**Task instructions:** Would you quote the material below in full and unchanged?

**Excerpted data:**
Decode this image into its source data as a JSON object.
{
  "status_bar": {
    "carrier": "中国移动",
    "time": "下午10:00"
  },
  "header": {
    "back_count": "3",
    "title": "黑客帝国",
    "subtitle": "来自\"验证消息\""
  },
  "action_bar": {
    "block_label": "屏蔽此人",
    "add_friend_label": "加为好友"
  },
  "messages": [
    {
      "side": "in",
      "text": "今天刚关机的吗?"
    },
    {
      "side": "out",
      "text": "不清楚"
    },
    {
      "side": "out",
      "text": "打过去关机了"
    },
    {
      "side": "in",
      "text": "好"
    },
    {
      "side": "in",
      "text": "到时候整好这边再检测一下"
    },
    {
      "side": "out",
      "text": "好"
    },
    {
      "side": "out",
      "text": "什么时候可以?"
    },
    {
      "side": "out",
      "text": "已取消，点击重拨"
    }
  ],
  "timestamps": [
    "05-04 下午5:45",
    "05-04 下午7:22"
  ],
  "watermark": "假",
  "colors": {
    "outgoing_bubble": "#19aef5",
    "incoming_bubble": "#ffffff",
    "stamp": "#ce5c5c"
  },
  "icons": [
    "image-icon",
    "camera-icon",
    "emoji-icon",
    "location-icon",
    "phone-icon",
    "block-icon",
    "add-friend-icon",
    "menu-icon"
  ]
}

**Task answer:**
Decode this image into its source data as a JSON object.
{
  "status_bar": {
    "carrier": "中国移动",
    "time": "下午10:00"
  },
  "header": {
    "back_count": "3",
    "title": "黑客帝国",
    "subtitle": "来自\"验证消息\""
  },
  "action_bar": {
    "block_label": "屏蔽此人",
    "add_friend_label": "加为好友"
  },
  "messages": [
    {
      "side": "in",
      "text": "今天刚关机的吗?"
    },
    {
      "side": "out",
      "text": "不清楚"
    },
    {
      "side": "out",
      "text": "打过去关机了"
    },
    {
      "side": "in",
      "text": "好"
    },
    {
      "side": "in",
      "text": "到时候整好这边再检测一下"
    },
    {
      "side": "out",
      "text": "好"
    },
    {
      "side": "out",
      "text": "什么时候可以?"
    },
    {
      "side": "out",
      "text": "已取消，点击重拨"
    }
  ],
  "timestamps": [
    "05-04 下午5:45",
    "05-04 下午7:22"
  ],
  "watermark": "假",
  "colors": {
    "outgoing_bubble": "#19aef5",
    "incoming_bubble": "#ffffff",
    "stamp": "#ce5c5c"
  },
  "icons": [
    "image-icon",
    "camera-icon",
    "emoji-icon",
    "location-icon",
    "phone-icon",
    "block-icon",
    "add-friend-icon",
    "menu-icon"
  ]
}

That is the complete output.